TASK DESCRIPTION: Return each line of the data below exactly, omitting any pictures.

Records that describe figures
## START
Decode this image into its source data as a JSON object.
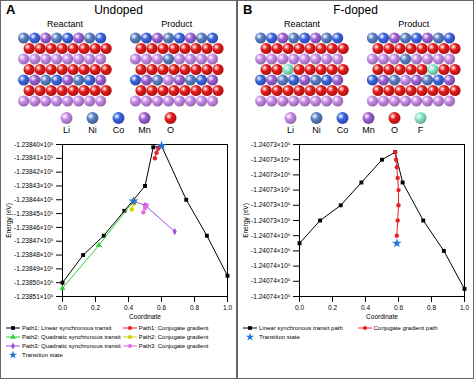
{
  "panels": [
    {
      "label": "A",
      "title": "Undoped",
      "structures": [
        "Reactant",
        "Product"
      ],
      "elements": [
        {
          "name": "Li",
          "color": "#c889e8"
        },
        {
          "name": "Ni",
          "color": "#5b7fc4"
        },
        {
          "name": "Co",
          "color": "#3a64e0"
        },
        {
          "name": "Mn",
          "color": "#9c60d4"
        },
        {
          "name": "O",
          "color": "#e5191a"
        }
      ]
    },
    {
      "label": "B",
      "title": "F-doped",
      "structures": [
        "Reactant",
        "Product"
      ],
      "elements": [
        {
          "name": "Li",
          "color": "#c889e8"
        },
        {
          "name": "Ni",
          "color": "#5b7fc4"
        },
        {
          "name": "Co",
          "color": "#3a64e0"
        },
        {
          "name": "Mn",
          "color": "#9c60d4"
        },
        {
          "name": "O",
          "color": "#e5191a"
        },
        {
          "name": "F",
          "color": "#86e6c8"
        }
      ]
    }
  ],
  "chart_data": [
    {
      "type": "line",
      "x_label": "Coordinate",
      "y_label": "Energy (eV)",
      "grid": false,
      "legend": "bottom",
      "xlim": [
        0,
        1
      ],
      "xticks": [
        {
          "value": 0,
          "label": "0.0"
        },
        {
          "value": 0.2,
          "label": "0.2"
        },
        {
          "value": 0.4,
          "label": "0.4"
        },
        {
          "value": 0.6,
          "label": "0.6"
        },
        {
          "value": 0.8,
          "label": "0.8"
        },
        {
          "value": 1,
          "label": "1.0"
        }
      ],
      "ylim": [
        -123851,
        -123840
      ],
      "yticks": [
        {
          "value": -123840,
          "label": "-1.23840×10⁵"
        },
        {
          "value": -123841,
          "label": "-1.23841×10⁵"
        },
        {
          "value": -123842,
          "label": "-1.23842×10⁵"
        },
        {
          "value": -123843,
          "label": "-1.23843×10⁵"
        },
        {
          "value": -123844,
          "label": "-1.23844×10⁵"
        },
        {
          "value": -123845,
          "label": "-1.23845×10⁵"
        },
        {
          "value": -123846,
          "label": "-1.23846×10⁵"
        },
        {
          "value": -123847,
          "label": "-1.23847×10⁵"
        },
        {
          "value": -123848,
          "label": "-1.23848×10⁵"
        },
        {
          "value": -123849,
          "label": "-1.23849×10⁵"
        },
        {
          "value": -123850,
          "label": "-1.23850×10⁵"
        },
        {
          "value": -123851,
          "label": "-1.23851×10⁵"
        }
      ],
      "series": [
        {
          "name": "Path1: Linear synchronous transit",
          "type": "line",
          "color": "#000000",
          "marker": "square",
          "line_style": "solid",
          "x": [
            0,
            0.125,
            0.25,
            0.375,
            0.5,
            0.55,
            0.6,
            0.75,
            0.875,
            1
          ],
          "values": [
            -123850.0,
            -123848.0,
            -123846.6,
            -123844.8,
            -123843.0,
            -123840.2,
            -123840.1,
            -123844.0,
            -123846.6,
            -123849.5
          ]
        },
        {
          "name": "Path1: Conjugate gradient",
          "type": "line",
          "color": "#e8202a",
          "marker": "circle",
          "line_style": "solid",
          "x": [
            0.56,
            0.57,
            0.58,
            0.59,
            0.6
          ],
          "values": [
            -123841.0,
            -123840.6,
            -123840.3,
            -123840.15,
            -123840.1
          ]
        },
        {
          "name": "Path2: Quadratic synchronous transit",
          "type": "line",
          "color": "#33cc33",
          "marker": "triangle",
          "line_style": "solid",
          "x": [
            0,
            0.22,
            0.43
          ],
          "values": [
            -123850.4,
            -123847.3,
            -123844.1
          ]
        },
        {
          "name": "Path2: Conjugate gradient",
          "type": "line",
          "color": "#d2d200",
          "marker": "circle",
          "line_style": "solid",
          "x": [
            0.42,
            0.43,
            0.44
          ],
          "values": [
            -123844.7,
            -123844.3,
            -123844.1
          ]
        },
        {
          "name": "Path3: Quadratic synchronous transit",
          "type": "line",
          "color": "#a050e0",
          "marker": "diamond",
          "line_style": "solid",
          "x": [
            0.43,
            0.5,
            0.68
          ],
          "values": [
            -123844.1,
            -123844.4,
            -123846.3
          ]
        },
        {
          "name": "Path3: Conjugate gradient",
          "type": "line",
          "color": "#e070e0",
          "marker": "circle",
          "line_style": "solid",
          "x": [
            0.49,
            0.5,
            0.51
          ],
          "values": [
            -123844.9,
            -123844.6,
            -123844.4
          ]
        },
        {
          "name": "Transition state",
          "type": "scatter",
          "color": "#1f77d4",
          "marker": "star",
          "x": [
            0.6,
            0.43
          ],
          "values": [
            -123840.1,
            -123844.1
          ]
        }
      ]
    },
    {
      "type": "line",
      "x_label": "Coordinate",
      "y_label": "Energy (eV)",
      "grid": false,
      "legend": "bottom",
      "xlim": [
        0,
        1
      ],
      "xticks": [
        {
          "value": 0,
          "label": "0.0"
        },
        {
          "value": 0.2,
          "label": "0.2"
        },
        {
          "value": 0.4,
          "label": "0.4"
        },
        {
          "value": 0.6,
          "label": "0.6"
        },
        {
          "value": 0.8,
          "label": "0.8"
        },
        {
          "value": 1,
          "label": "1.0"
        }
      ],
      "ylim": [
        -124073.9,
        -124072.9
      ],
      "yticks": [
        {
          "value": -124072.9,
          "label": "-1.24073×10⁵"
        },
        {
          "value": -124073.0,
          "label": "-1.24073×10⁵"
        },
        {
          "value": -124073.1,
          "label": "-1.24073×10⁵"
        },
        {
          "value": -124073.2,
          "label": "-1.24073×10⁵"
        },
        {
          "value": -124073.3,
          "label": "-1.24073×10⁵"
        },
        {
          "value": -124073.4,
          "label": "-1.24073×10⁵"
        },
        {
          "value": -124073.5,
          "label": "-1.24074×10⁵"
        },
        {
          "value": -124073.6,
          "label": "-1.24074×10⁵"
        },
        {
          "value": -124073.7,
          "label": "-1.24074×10⁵"
        },
        {
          "value": -124073.8,
          "label": "-1.24074×10⁵"
        },
        {
          "value": -124073.9,
          "label": "-1.24074×10⁵"
        }
      ],
      "series": [
        {
          "name": "Linear synchronous transit path",
          "type": "line",
          "color": "#000000",
          "marker": "square",
          "line_style": "solid",
          "x": [
            0,
            0.125,
            0.25,
            0.375,
            0.5,
            0.58,
            0.625,
            0.75,
            0.875,
            1
          ],
          "values": [
            -124073.55,
            -124073.4,
            -124073.3,
            -124073.15,
            -124073.0,
            -124072.95,
            -124073.15,
            -124073.4,
            -124073.6,
            -124073.85
          ]
        },
        {
          "name": "Conjugate gradient path",
          "type": "line",
          "color": "#e8202a",
          "marker": "circle",
          "line_style": "solid",
          "x": [
            0.58,
            0.585,
            0.59,
            0.595,
            0.6,
            0.6,
            0.595,
            0.59
          ],
          "values": [
            -124072.95,
            -124073.0,
            -124073.05,
            -124073.12,
            -124073.2,
            -124073.3,
            -124073.4,
            -124073.5
          ]
        },
        {
          "name": "Transition state",
          "type": "scatter",
          "color": "#1f77d4",
          "marker": "star",
          "x": [
            0.59
          ],
          "values": [
            -124073.55
          ]
        }
      ]
    }
  ]
}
## END
EXERCISE OUTPUT:
Decode this image into its source data as a JSON object.
{
  "panels": [
    {
      "label": "A",
      "title": "Undoped",
      "structures": [
        "Reactant",
        "Product"
      ],
      "elements": [
        {
          "name": "Li",
          "color": "#c889e8"
        },
        {
          "name": "Ni",
          "color": "#5b7fc4"
        },
        {
          "name": "Co",
          "color": "#3a64e0"
        },
        {
          "name": "Mn",
          "color": "#9c60d4"
        },
        {
          "name": "O",
          "color": "#e5191a"
        }
      ]
    },
    {
      "label": "B",
      "title": "F-doped",
      "structures": [
        "Reactant",
        "Product"
      ],
      "elements": [
        {
          "name": "Li",
          "color": "#c889e8"
        },
        {
          "name": "Ni",
          "color": "#5b7fc4"
        },
        {
          "name": "Co",
          "color": "#3a64e0"
        },
        {
          "name": "Mn",
          "color": "#9c60d4"
        },
        {
          "name": "O",
          "color": "#e5191a"
        },
        {
          "name": "F",
          "color": "#86e6c8"
        }
      ]
    }
  ],
  "chart_data": [
    {
      "type": "line",
      "x_label": "Coordinate",
      "y_label": "Energy (eV)",
      "grid": false,
      "legend": "bottom",
      "xlim": [
        0,
        1
      ],
      "xticks": [
        {
          "value": 0,
          "label": "0.0"
        },
        {
          "value": 0.2,
          "label": "0.2"
        },
        {
          "value": 0.4,
          "label": "0.4"
        },
        {
          "value": 0.6,
          "label": "0.6"
        },
        {
          "value": 0.8,
          "label": "0.8"
        },
        {
          "value": 1,
          "label": "1.0"
        }
      ],
      "ylim": [
        -123851,
        -123840
      ],
      "yticks": [
        {
          "value": -123840,
          "label": "-1.23840×10⁵"
        },
        {
          "value": -123841,
          "label": "-1.23841×10⁵"
        },
        {
          "value": -123842,
          "label": "-1.23842×10⁵"
        },
        {
          "value": -123843,
          "label": "-1.23843×10⁵"
        },
        {
          "value": -123844,
          "label": "-1.23844×10⁵"
        },
        {
          "value": -123845,
          "label": "-1.23845×10⁵"
        },
        {
          "value": -123846,
          "label": "-1.23846×10⁵"
        },
        {
          "value": -123847,
          "label": "-1.23847×10⁵"
        },
        {
          "value": -123848,
          "label": "-1.23848×10⁵"
        },
        {
          "value": -123849,
          "label": "-1.23849×10⁵"
        },
        {
          "value": -123850,
          "label": "-1.23850×10⁵"
        },
        {
          "value": -123851,
          "label": "-1.23851×10⁵"
        }
      ],
      "series": [
        {
          "name": "Path1: Linear synchronous transit",
          "type": "line",
          "color": "#000000",
          "marker": "square",
          "line_style": "solid",
          "x": [
            0,
            0.125,
            0.25,
            0.375,
            0.5,
            0.55,
            0.6,
            0.75,
            0.875,
            1
          ],
          "values": [
            -123850.0,
            -123848.0,
            -123846.6,
            -123844.8,
            -123843.0,
            -123840.2,
            -123840.1,
            -123844.0,
            -123846.6,
            -123849.5
          ]
        },
        {
          "name": "Path1: Conjugate gradient",
          "type": "line",
          "color": "#e8202a",
          "marker": "circle",
          "line_style": "solid",
          "x": [
            0.56,
            0.57,
            0.58,
            0.59,
            0.6
          ],
          "values": [
            -123841.0,
            -123840.6,
            -123840.3,
            -123840.15,
            -123840.1
          ]
        },
        {
          "name": "Path2: Quadratic synchronous transit",
          "type": "line",
          "color": "#33cc33",
          "marker": "triangle",
          "line_style": "solid",
          "x": [
            0,
            0.22,
            0.43
          ],
          "values": [
            -123850.4,
            -123847.3,
            -123844.1
          ]
        },
        {
          "name": "Path2: Conjugate gradient",
          "type": "line",
          "color": "#d2d200",
          "marker": "circle",
          "line_style": "solid",
          "x": [
            0.42,
            0.43,
            0.44
          ],
          "values": [
            -123844.7,
            -123844.3,
            -123844.1
          ]
        },
        {
          "name": "Path3: Quadratic synchronous transit",
          "type": "line",
          "color": "#a050e0",
          "marker": "diamond",
          "line_style": "solid",
          "x": [
            0.43,
            0.5,
            0.68
          ],
          "values": [
            -123844.1,
            -123844.4,
            -123846.3
          ]
        },
        {
          "name": "Path3: Conjugate gradient",
          "type": "line",
          "color": "#e070e0",
          "marker": "circle",
          "line_style": "solid",
          "x": [
            0.49,
            0.5,
            0.51
          ],
          "values": [
            -123844.9,
            -123844.6,
            -123844.4
          ]
        },
        {
          "name": "Transition state",
          "type": "scatter",
          "color": "#1f77d4",
          "marker": "star",
          "x": [
            0.6,
            0.43
          ],
          "values": [
            -123840.1,
            -123844.1
          ]
        }
      ]
    },
    {
      "type": "line",
      "x_label": "Coordinate",
      "y_label": "Energy (eV)",
      "grid": false,
      "legend": "bottom",
      "xlim": [
        0,
        1
      ],
      "xticks": [
        {
          "value": 0,
          "label": "0.0"
        },
        {
          "value": 0.2,
          "label": "0.2"
        },
        {
          "value": 0.4,
          "label": "0.4"
        },
        {
          "value": 0.6,
          "label": "0.6"
        },
        {
          "value": 0.8,
          "label": "0.8"
        },
        {
          "value": 1,
          "label": "1.0"
        }
      ],
      "ylim": [
        -124073.9,
        -124072.9
      ],
      "yticks": [
        {
          "value": -124072.9,
          "label": "-1.24073×10⁵"
        },
        {
          "value": -124073.0,
          "label": "-1.24073×10⁵"
        },
        {
          "value": -124073.1,
          "label": "-1.24073×10⁵"
        },
        {
          "value": -124073.2,
          "label": "-1.24073×10⁵"
        },
        {
          "value": -124073.3,
          "label": "-1.24073×10⁵"
        },
        {
          "value": -124073.4,
          "label": "-1.24073×10⁵"
        },
        {
          "value": -124073.5,
          "label": "-1.24074×10⁵"
        },
        {
          "value": -124073.6,
          "label": "-1.24074×10⁵"
        },
        {
          "value": -124073.7,
          "label": "-1.24074×10⁵"
        },
        {
          "value": -124073.8,
          "label": "-1.24074×10⁵"
        },
        {
          "value": -124073.9,
          "label": "-1.24074×10⁵"
        }
      ],
      "series": [
        {
          "name": "Linear synchronous transit path",
          "type": "line",
          "color": "#000000",
          "marker": "square",
          "line_style": "solid",
          "x": [
            0,
            0.125,
            0.25,
            0.375,
            0.5,
            0.58,
            0.625,
            0.75,
            0.875,
            1
          ],
          "values": [
            -124073.55,
            -124073.4,
            -124073.3,
            -124073.15,
            -124073.0,
            -124072.95,
            -124073.15,
            -124073.4,
            -124073.6,
            -124073.85
          ]
        },
        {
          "name": "Conjugate gradient path",
          "type": "line",
          "color": "#e8202a",
          "marker": "circle",
          "line_style": "solid",
          "x": [
            0.58,
            0.585,
            0.59,
            0.595,
            0.6,
            0.6,
            0.595,
            0.59
          ],
          "values": [
            -124072.95,
            -124073.0,
            -124073.05,
            -124073.12,
            -124073.2,
            -124073.3,
            -124073.4,
            -124073.5
          ]
        },
        {
          "name": "Transition state",
          "type": "scatter",
          "color": "#1f77d4",
          "marker": "star",
          "x": [
            0.59
          ],
          "values": [
            -124073.55
          ]
        }
      ]
    }
  ]
}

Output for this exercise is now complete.